'''

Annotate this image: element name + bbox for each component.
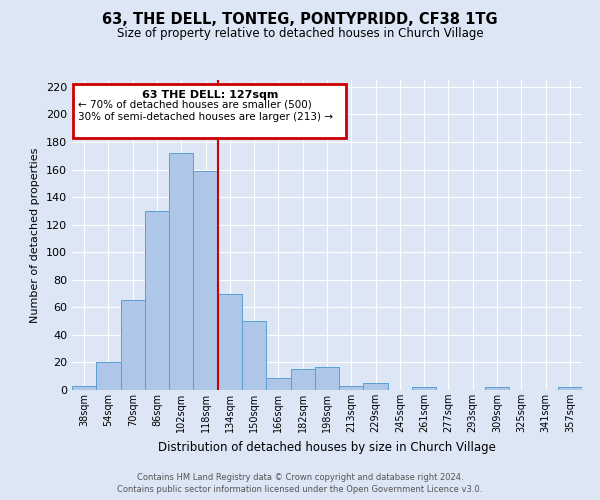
- Text: Contains HM Land Registry data © Crown copyright and database right 2024.: Contains HM Land Registry data © Crown c…: [137, 474, 463, 482]
- Bar: [290, 370, 315, 390]
- Bar: [121, 300, 145, 390]
- Text: 63 THE DELL: 127sqm: 63 THE DELL: 127sqm: [142, 90, 278, 100]
- Bar: [315, 366, 339, 390]
- Bar: [364, 383, 388, 390]
- Y-axis label: Number of detached properties: Number of detached properties: [31, 148, 40, 322]
- Text: Size of property relative to detached houses in Church Village: Size of property relative to detached ho…: [116, 28, 484, 40]
- Text: ← 70% of detached houses are smaller (500): ← 70% of detached houses are smaller (50…: [78, 100, 312, 110]
- Bar: [193, 171, 218, 390]
- Text: Contains public sector information licensed under the Open Government Licence v3: Contains public sector information licen…: [118, 485, 482, 494]
- Bar: [558, 387, 582, 390]
- Bar: [169, 153, 193, 390]
- Bar: [485, 387, 509, 390]
- Bar: [96, 362, 121, 390]
- Bar: [339, 386, 364, 390]
- Bar: [73, 84, 346, 138]
- Text: 30% of semi-detached houses are larger (213) →: 30% of semi-detached houses are larger (…: [78, 112, 333, 122]
- Bar: [72, 386, 96, 390]
- Bar: [412, 387, 436, 390]
- Bar: [266, 378, 290, 390]
- Text: 63, THE DELL, TONTEG, PONTYPRIDD, CF38 1TG: 63, THE DELL, TONTEG, PONTYPRIDD, CF38 1…: [102, 12, 498, 28]
- Bar: [145, 211, 169, 390]
- Bar: [242, 321, 266, 390]
- X-axis label: Distribution of detached houses by size in Church Village: Distribution of detached houses by size …: [158, 440, 496, 454]
- Bar: [218, 294, 242, 390]
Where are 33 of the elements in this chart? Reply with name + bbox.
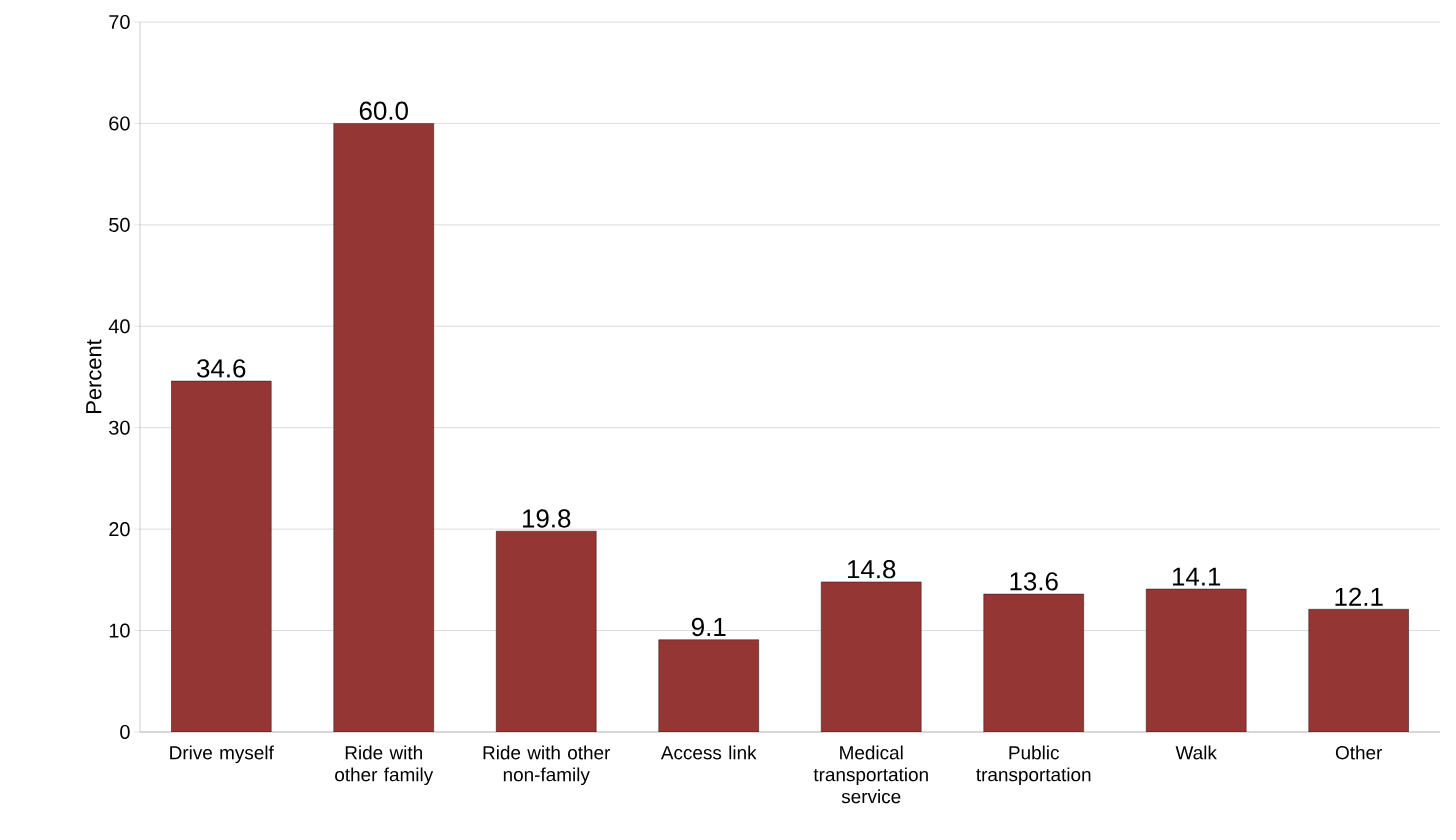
y-tick-label: 0 (120, 724, 130, 740)
x-tick-label: Drive myself (170, 745, 274, 764)
data-label: 13.6 (1010, 572, 1058, 591)
bar (171, 380, 272, 732)
data-label: 34.6 (197, 359, 246, 378)
bar (983, 593, 1084, 732)
y-tick-label: 70 (109, 14, 130, 30)
y-tick-label: 40 (108, 319, 130, 334)
data-label: 19.8 (523, 509, 571, 528)
y-axis-title: Percent (86, 339, 102, 413)
bar (333, 123, 434, 732)
bar (1146, 588, 1247, 732)
y-tick-label: 30 (109, 420, 130, 435)
x-tick-label: Medical transportation service (813, 745, 928, 804)
y-tick-label: 60 (109, 116, 130, 131)
x-tick-label: Public transportation (976, 745, 1091, 786)
x-tick-label: Other (1335, 745, 1383, 760)
x-tick-label: Access link (660, 745, 757, 760)
data-label: 60.0 (359, 101, 408, 120)
bar (821, 581, 922, 732)
y-tick-label: 20 (109, 522, 130, 537)
bar (1308, 609, 1409, 732)
x-tick-label: Walk (1175, 745, 1217, 760)
bar (496, 530, 597, 732)
y-tick-label: 10 (109, 623, 130, 638)
x-tick-label: Ride with other family (335, 745, 434, 786)
data-label: 9.1 (691, 617, 726, 637)
data-label: 14.8 (847, 560, 896, 579)
y-tick-label: 50 (109, 217, 130, 232)
x-tick-label: Ride with other non-family (483, 745, 611, 786)
data-label: 14.1 (1172, 567, 1221, 586)
data-label: 12.1 (1335, 587, 1383, 606)
bar (658, 639, 759, 732)
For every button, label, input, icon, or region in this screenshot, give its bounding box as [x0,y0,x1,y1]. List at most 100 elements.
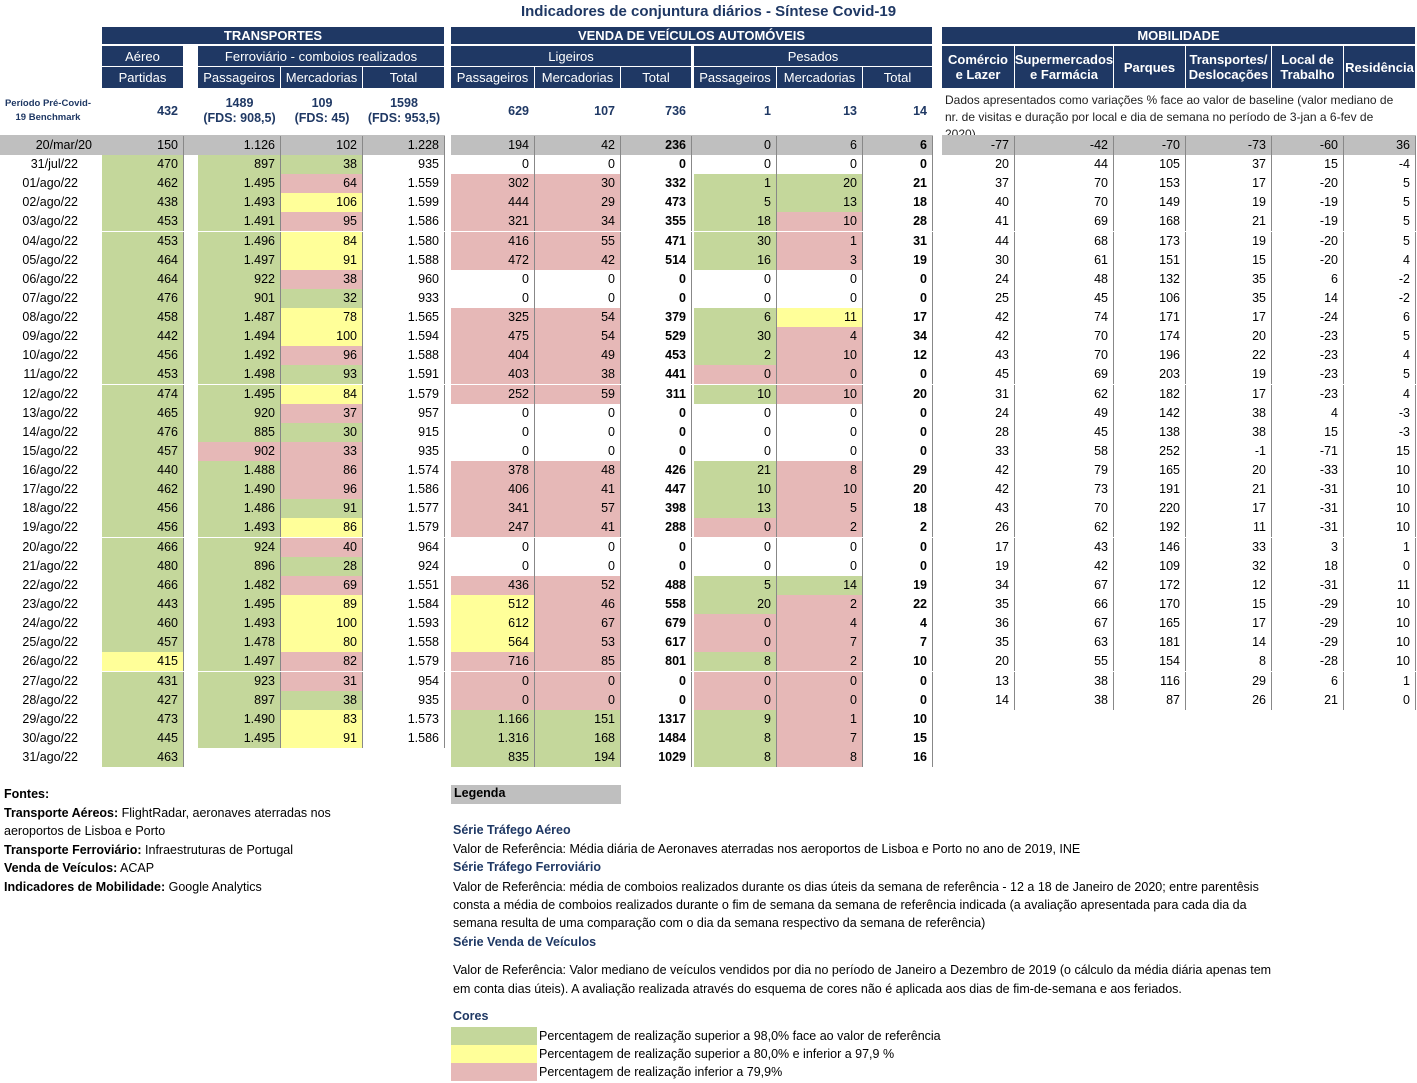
table-cell: 5 [1344,212,1416,232]
table-cell: 28 [281,556,363,576]
table-cell: 146 [1114,537,1186,557]
benchmark-value: 736 [665,104,686,118]
table-cell: 35 [1186,269,1272,289]
sources-venda-label: Venda de Veículos: [4,861,118,875]
table-cell: 436 [451,575,535,595]
table-cell: -31 [1272,499,1344,519]
table-cell: 466 [102,575,184,595]
table-cell: -23 [1272,327,1344,347]
table-cell: 0 [535,441,621,461]
table-cell: 26 [1186,690,1272,710]
row-date: 16/ago/22 [22,463,78,478]
table-cell: 0 [777,155,863,174]
table-cell: 55 [535,231,621,251]
table-cell: 0 [777,288,863,308]
table-cell: 6 [1272,269,1344,289]
table-cell: 15 [1186,250,1272,270]
table-cell: 1.487 [198,308,281,328]
table-cell: 0 [694,441,777,461]
table-cell: 10 [1344,518,1416,538]
table-cell: -23 [1272,384,1344,404]
table-cell: 52 [535,575,621,595]
table-cell: 1484 [621,728,692,748]
table-cell: 83 [281,709,363,729]
table-cell [1015,729,1114,748]
table-cell: 1.478 [198,633,281,653]
table-cell: 91 [281,250,363,270]
table-cell: 28 [863,212,933,232]
table-cell: 473 [102,709,184,729]
table-cell: 0 [777,671,863,691]
table-cell: 288 [621,518,692,538]
table-cell: 17 [1186,174,1272,194]
table-cell: 960 [363,269,445,289]
table-cell: 16 [694,250,777,270]
table-cell: 54 [535,327,621,347]
table-cell: 476 [102,422,184,442]
table-cell: 964 [363,537,445,557]
table-cell: 37 [281,403,363,423]
table-cell: 415 [102,652,184,672]
table-cell: 70 [1015,499,1114,519]
table-cell: 0 [777,422,863,442]
table-cell: 84 [281,384,363,404]
table-cell: 247 [451,518,535,538]
table-cell: 0 [777,537,863,557]
table-cell: 12 [863,346,933,366]
reference-row-bg [942,135,1416,155]
table-cell: 0 [777,365,863,385]
table-cell: 915 [363,422,445,442]
sources-title: Fontes: [4,787,50,801]
table-cell: 38 [1186,422,1272,442]
table-cell: 2 [694,346,777,366]
table-cell: 0 [694,633,777,653]
table-cell: 61 [1015,250,1114,270]
table-cell: 66 [1015,594,1114,614]
table-cell: 11 [1344,575,1416,595]
table-cell: 10 [1344,633,1416,653]
legend-venda-text1: Valor de Referência: Valor mediano de ve… [453,963,1272,977]
header-pes-total: Total [863,67,933,88]
table-cell: 73 [1015,480,1114,500]
table-cell: -2 [1344,269,1416,289]
table-cell: 33 [281,441,363,461]
table-cell: -31 [1272,518,1344,538]
table-cell: 442 [102,327,184,347]
table-cell: 896 [198,556,281,576]
benchmark-value: 1 [764,104,771,118]
table-cell: 41 [942,212,1015,232]
table-cell: 84 [281,231,363,251]
table-cell: 1.316 [451,728,535,748]
table-cell: 21 [694,461,777,481]
table-cell: 1 [694,174,777,194]
table-cell: 5 [777,499,863,519]
table-cell: 89 [281,594,363,614]
table-cell: 0 [535,403,621,423]
row-date: 10/ago/22 [22,348,78,363]
header-residencia: Residência [1344,46,1416,88]
header-ferro-mercadorias: Mercadorias [281,67,363,88]
row-date: 04/ago/22 [22,233,78,248]
table-cell: 1.591 [363,365,445,385]
table-cell: 332 [621,174,692,194]
table-cell: 1.228 [363,136,445,155]
benchmark-sub: (FDS: 908,5) [203,111,276,125]
table-cell: 5 [1344,193,1416,213]
table-cell: 37 [1186,155,1272,174]
table-cell: 1.577 [363,499,445,519]
table-cell: 70 [1015,174,1114,194]
table-cell: 20 [942,155,1015,174]
table-cell: 933 [363,288,445,308]
legend-red-swatch [451,1063,537,1081]
table-cell: 897 [198,690,281,710]
table-cell: 10 [1344,614,1416,634]
table-cell: 55 [1015,652,1114,672]
table-cell: 426 [621,461,692,481]
benchmark-value: 109 (FDS: 45) [281,96,363,126]
row-date: 25/ago/22 [22,635,78,650]
table-cell: 1.482 [198,575,281,595]
table-cell: 38 [281,155,363,174]
row-date: 18/ago/22 [22,501,78,516]
table-cell [1272,748,1344,767]
table-cell: 31 [281,671,363,691]
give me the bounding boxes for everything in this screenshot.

'''

Starting at the line that contains "table-cell: 5 [1344,212,1416,232]" and ending after the line that contains "table-cell: 26 [1186,690,1272,710]", write those lines out again with "Venda de Veículos" substituted by "Vehicle Sales", and leave everything else unchanged.

table-cell: 5 [1344,212,1416,232]
table-cell: 28 [281,556,363,576]
table-cell: 146 [1114,537,1186,557]
benchmark-value: 736 [665,104,686,118]
table-cell: 35 [1186,269,1272,289]
sources-venda-label: Vehicle Sales: [4,861,118,875]
table-cell: 436 [451,575,535,595]
table-cell: -31 [1272,499,1344,519]
table-cell: 466 [102,575,184,595]
table-cell: -23 [1272,327,1344,347]
table-cell: 0 [535,441,621,461]
table-cell: 26 [1186,690,1272,710]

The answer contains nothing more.